» **INPUT DATA**

%%

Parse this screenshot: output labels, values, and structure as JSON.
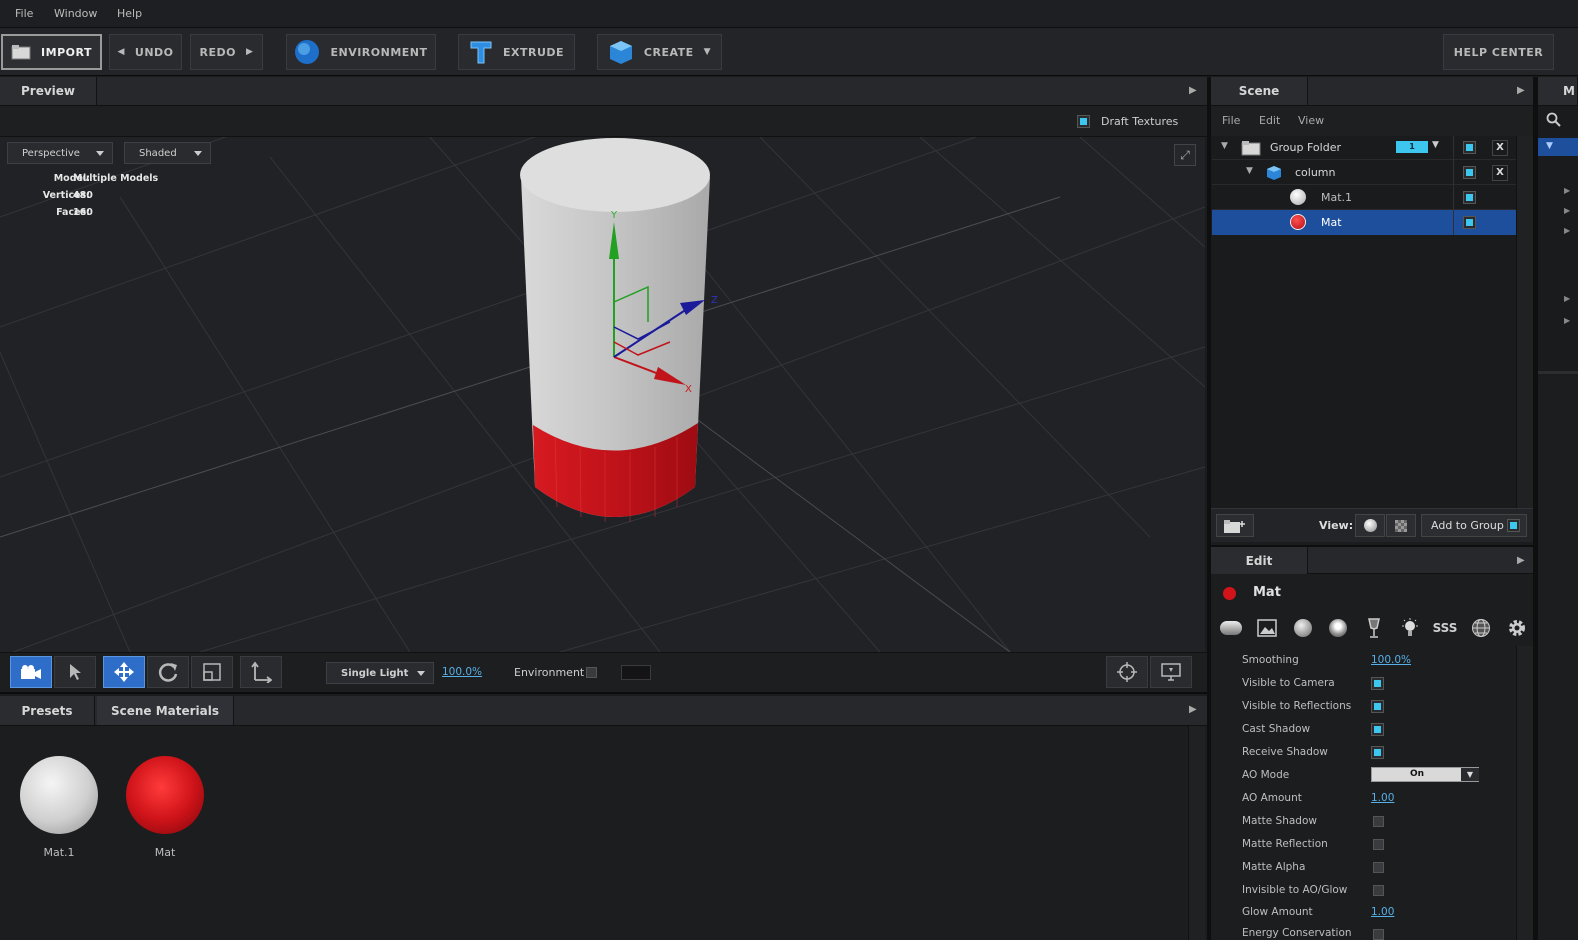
{
  "menu": {
    "file": "File",
    "window": "Window",
    "help": "Help"
  },
  "toolbar": {
    "import": "IMPORT",
    "undo": "UNDO",
    "redo": "REDO",
    "environment": "ENVIRONMENT",
    "extrude": "EXTRUDE",
    "create": "CREATE",
    "help_center": "HELP CENTER"
  },
  "preview": {
    "tab": "Preview",
    "draft_textures": "Draft Textures",
    "camera_mode": "Perspective",
    "shading_mode": "Shaded",
    "stats": {
      "model_label": "Model:",
      "model_value": "Multiple Models",
      "vertices_label": "Vertices:",
      "vertices_value": "480",
      "faces_label": "Faces:",
      "faces_value": "160"
    },
    "axes": {
      "y": "Y",
      "x": "X",
      "z": "Z"
    }
  },
  "viewport_bar": {
    "lighting": "Single Light",
    "lighting_percent": "100.0%",
    "environment_label": "Environment"
  },
  "bottom": {
    "tab_presets": "Presets",
    "tab_scene_materials": "Scene Materials",
    "materials": [
      {
        "name": "Mat.1",
        "color": "#d8d8d8"
      },
      {
        "name": "Mat",
        "color": "#d0141a"
      }
    ]
  },
  "scene": {
    "tab": "Scene",
    "menu": [
      "File",
      "Edit",
      "View"
    ],
    "tree": [
      {
        "label": "Group Folder",
        "badge": "1",
        "icon": "folder-icon"
      },
      {
        "label": "column",
        "icon": "cube-icon"
      },
      {
        "label": "Mat.1",
        "icon": "material-sphere-icon"
      },
      {
        "label": "Mat",
        "icon": "material-sphere-icon",
        "selected": true
      }
    ],
    "view_label": "View:",
    "add_to_group": "Add to Group"
  },
  "edit": {
    "tab": "Edit",
    "material_name": "Mat",
    "sss_label": "SSS",
    "props": [
      {
        "label": "Smoothing",
        "type": "link",
        "value": "100.0%"
      },
      {
        "label": "Visible to Camera",
        "type": "check",
        "checked": true
      },
      {
        "label": "Visible to Reflections",
        "type": "check",
        "checked": true
      },
      {
        "label": "Cast Shadow",
        "type": "check",
        "checked": true
      },
      {
        "label": "Receive Shadow",
        "type": "check",
        "checked": true
      },
      {
        "label": "AO Mode",
        "type": "select",
        "value": "On"
      },
      {
        "label": "AO Amount",
        "type": "link",
        "value": "1.00"
      },
      {
        "label": "Matte Shadow",
        "type": "check",
        "checked": false
      },
      {
        "label": "Matte Reflection",
        "type": "check",
        "checked": false
      },
      {
        "label": "Matte Alpha",
        "type": "check",
        "checked": false
      },
      {
        "label": "Invisible to AO/Glow",
        "type": "check",
        "checked": false
      },
      {
        "label": "Glow Amount",
        "type": "link",
        "value": "1.00"
      },
      {
        "label": "Energy Conservation",
        "type": "check",
        "checked": false
      }
    ]
  },
  "right_strip": {
    "tab": "M"
  },
  "colors": {
    "accent": "#3dc6ee",
    "selection": "#1e4f9c",
    "red_material": "#d0141a"
  }
}
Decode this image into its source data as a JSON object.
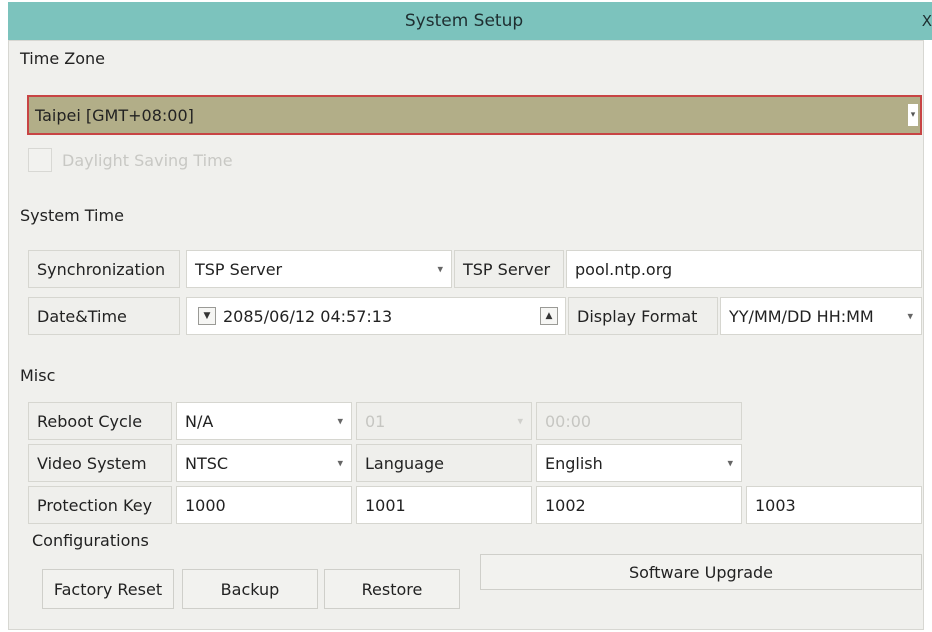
{
  "window": {
    "title": "System Setup",
    "close_label": "X"
  },
  "time_zone": {
    "section_label": "Time Zone",
    "selected": "Taipei [GMT+08:00]",
    "daylight_saving_label": "Daylight Saving Time",
    "daylight_saving_checked": false
  },
  "system_time": {
    "section_label": "System Time",
    "synchronization_label": "Synchronization",
    "synchronization_value": "TSP Server",
    "tsp_server_label": "TSP Server",
    "tsp_server_value": "pool.ntp.org",
    "datetime_label": "Date&Time",
    "datetime_value": "2085/06/12 04:57:13",
    "display_format_label": "Display Format",
    "display_format_value": "YY/MM/DD HH:MM"
  },
  "misc": {
    "section_label": "Misc",
    "reboot_cycle_label": "Reboot Cycle",
    "reboot_cycle_value": "N/A",
    "reboot_day_value": "01",
    "reboot_time_value": "00:00",
    "video_system_label": "Video System",
    "video_system_value": "NTSC",
    "language_label": "Language",
    "language_value": "English",
    "protection_key_label": "Protection Key",
    "protection_keys": [
      "1000",
      "1001",
      "1002",
      "1003"
    ],
    "configurations_label": "Configurations",
    "factory_reset_label": "Factory Reset",
    "backup_label": "Backup",
    "restore_label": "Restore",
    "software_upgrade_label": "Software Upgrade"
  },
  "colors": {
    "titlebar": "#7cc3bd",
    "timezone_highlight": "#b2ae88",
    "timezone_border": "#c84444"
  }
}
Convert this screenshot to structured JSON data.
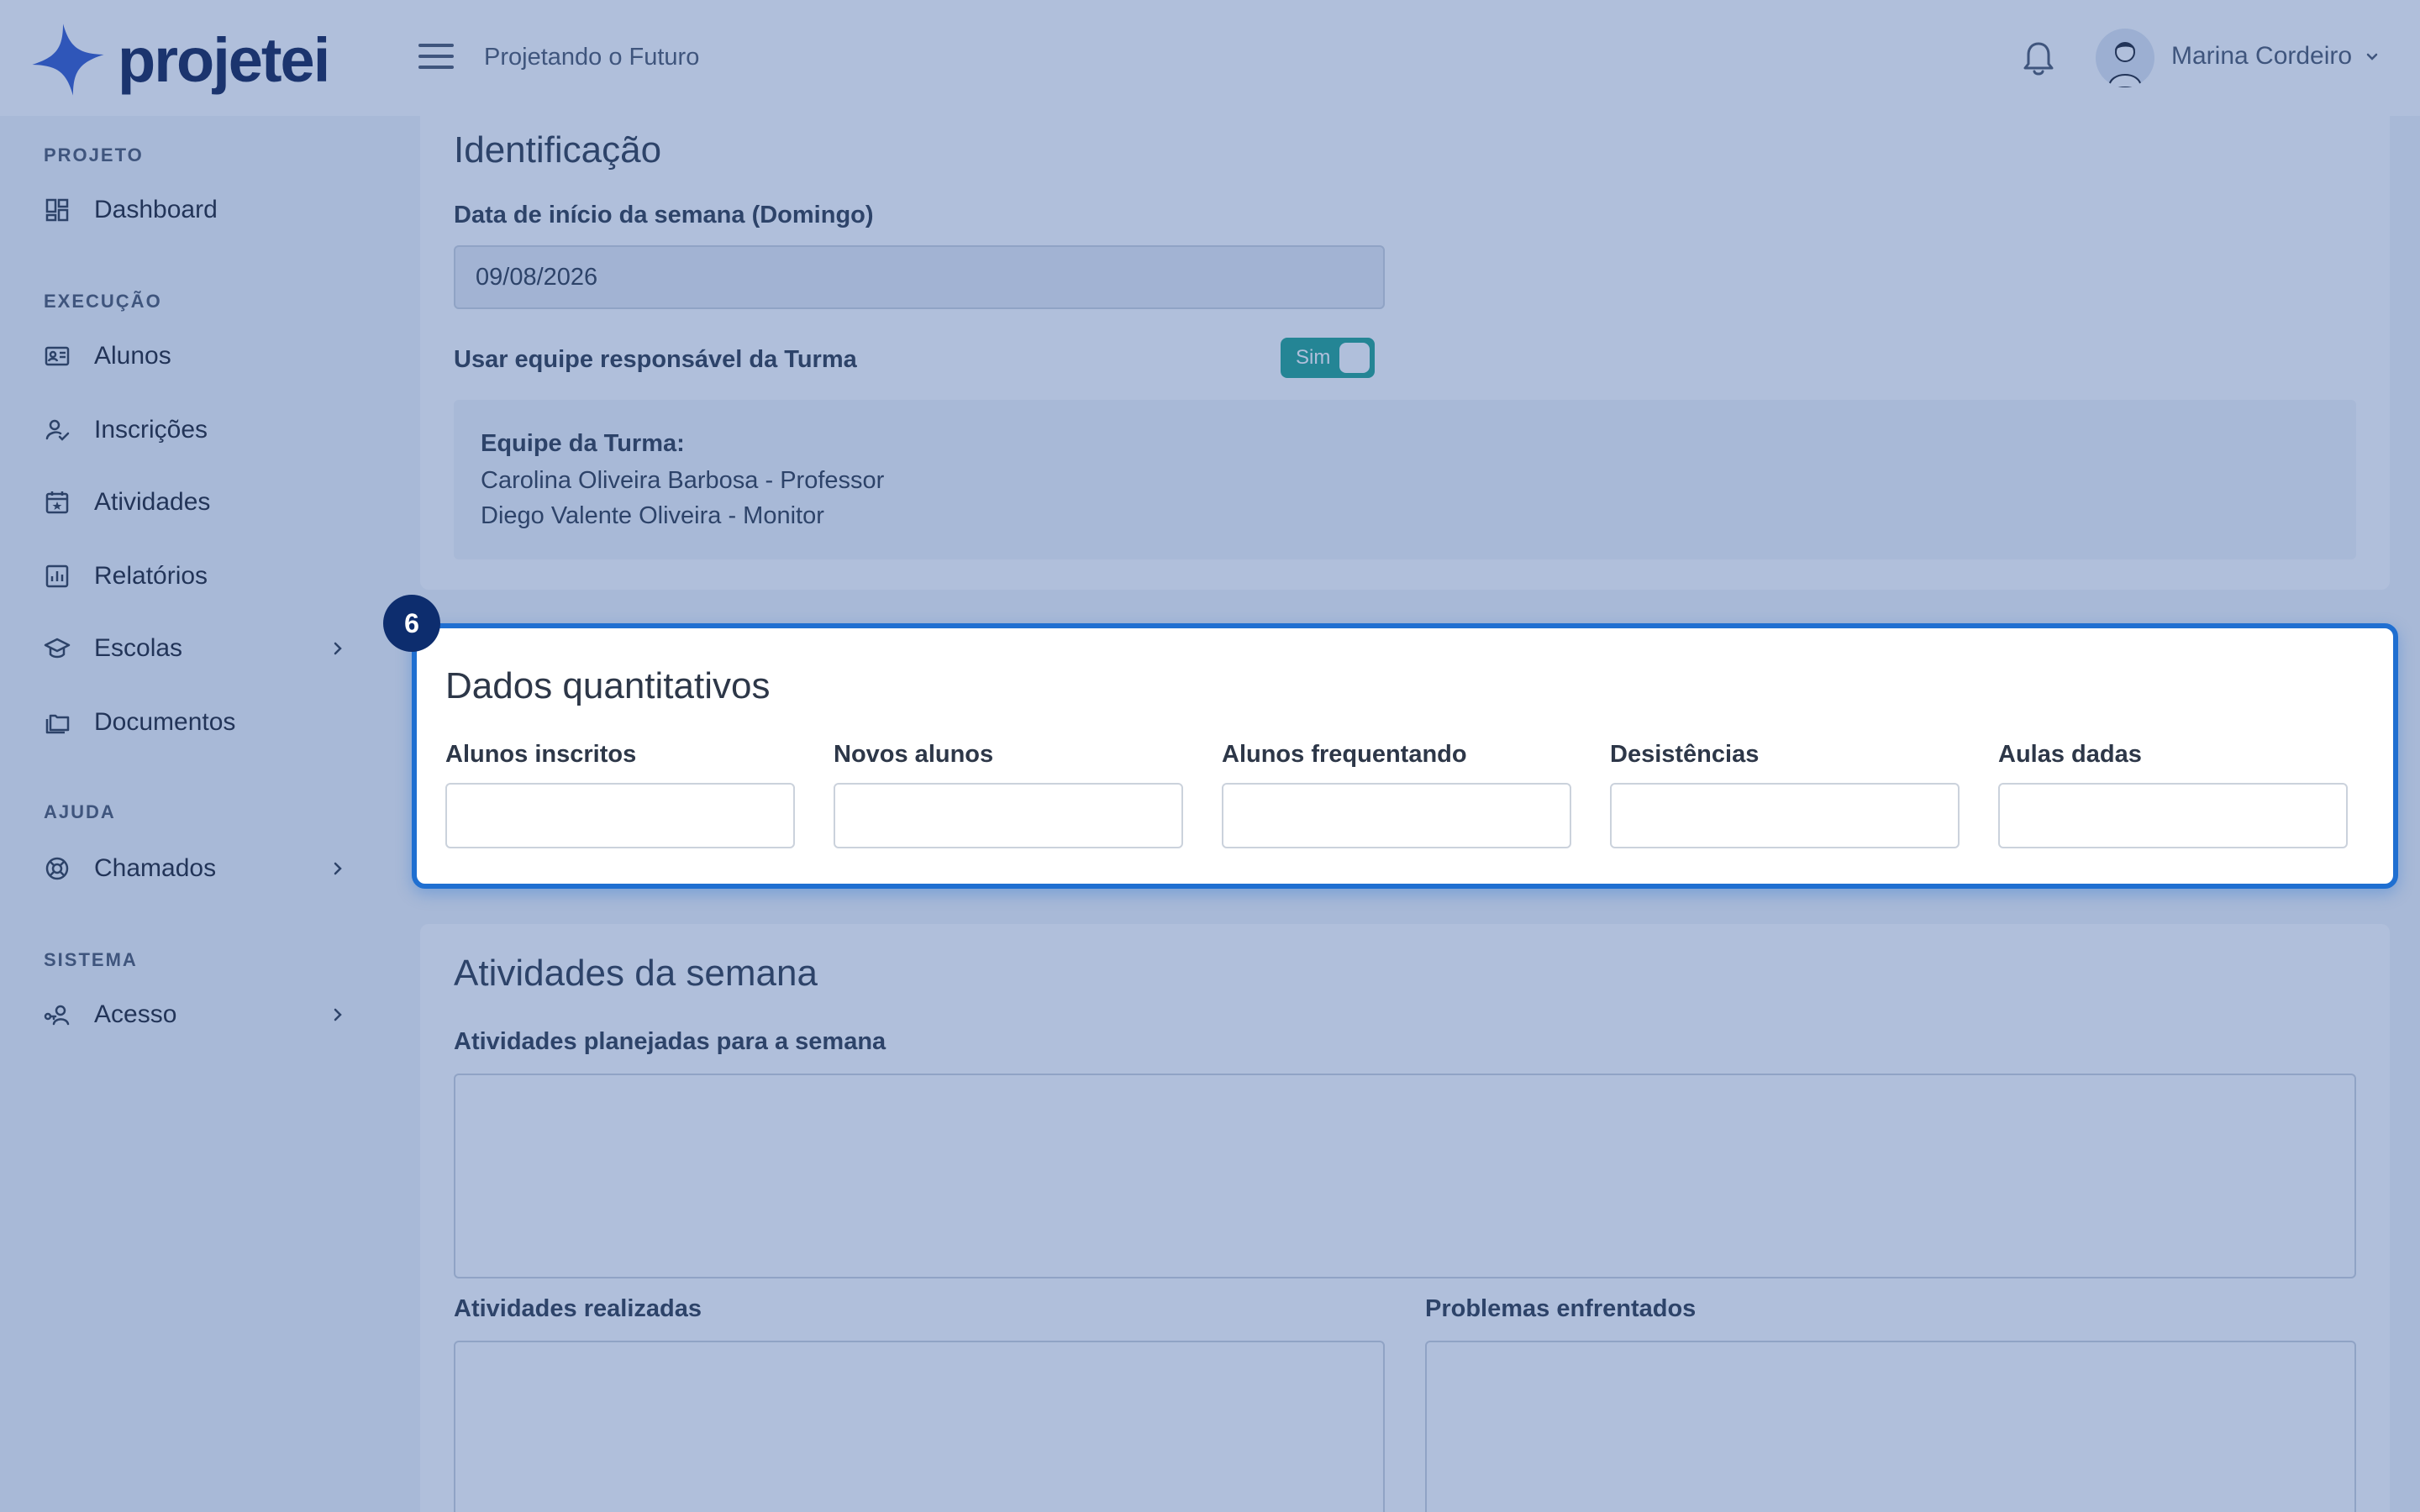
{
  "app": {
    "brand": "projetei",
    "project_name": "Projetando o Futuro",
    "user_name": "Marina Cordeiro"
  },
  "colors": {
    "brand_blue": "#2f56c8",
    "brand_text": "#0f1f4f",
    "toggle_green": "#1ea28e",
    "highlight_border": "#1f6fd1",
    "badge": "#0d2d6e"
  },
  "sidebar": {
    "sections": [
      {
        "title": "PROJETO",
        "items": [
          {
            "label": "Dashboard",
            "icon": "dashboard-icon"
          }
        ]
      },
      {
        "title": "EXECUÇÃO",
        "items": [
          {
            "label": "Alunos",
            "icon": "id-card-icon"
          },
          {
            "label": "Inscrições",
            "icon": "user-check-icon"
          },
          {
            "label": "Atividades",
            "icon": "calendar-star-icon"
          },
          {
            "label": "Relatórios",
            "icon": "bar-chart-icon"
          },
          {
            "label": "Escolas",
            "icon": "graduation-cap-icon",
            "has_children": true
          },
          {
            "label": "Documentos",
            "icon": "folders-icon"
          }
        ]
      },
      {
        "title": "AJUDA",
        "items": [
          {
            "label": "Chamados",
            "icon": "lifebuoy-icon",
            "has_children": true
          }
        ]
      },
      {
        "title": "SISTEMA",
        "items": [
          {
            "label": "Acesso",
            "icon": "user-key-icon",
            "has_children": true
          }
        ]
      }
    ]
  },
  "identificacao": {
    "title": "Identificação",
    "week_start_label": "Data de início da semana (Domingo)",
    "week_start_value": "09/08/2026",
    "use_team_label": "Usar equipe responsável da Turma",
    "toggle_label": "Sim",
    "toggle_on": true,
    "team_title": "Equipe da Turma:",
    "team_members": [
      "Carolina Oliveira Barbosa - Professor",
      "Diego Valente Oliveira - Monitor"
    ]
  },
  "quantitativos": {
    "step": "6",
    "title": "Dados quantitativos",
    "fields": [
      {
        "label": "Alunos inscritos",
        "value": ""
      },
      {
        "label": "Novos alunos",
        "value": ""
      },
      {
        "label": "Alunos frequentando",
        "value": ""
      },
      {
        "label": "Desistências",
        "value": ""
      },
      {
        "label": "Aulas dadas",
        "value": ""
      }
    ]
  },
  "atividades": {
    "title": "Atividades da semana",
    "planned_label": "Atividades planejadas para a semana",
    "done_label": "Atividades realizadas",
    "problems_label": "Problemas enfrentados"
  }
}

%%

» **PROBLEM TO SOLVE**
The lines to collect are those holding the string "screenshot"; copy them all.

» **FINISHED EXERCISE**
Parse this screenshot: output labels, values, and structure as JSON.
Convert this screenshot to structured JSON data.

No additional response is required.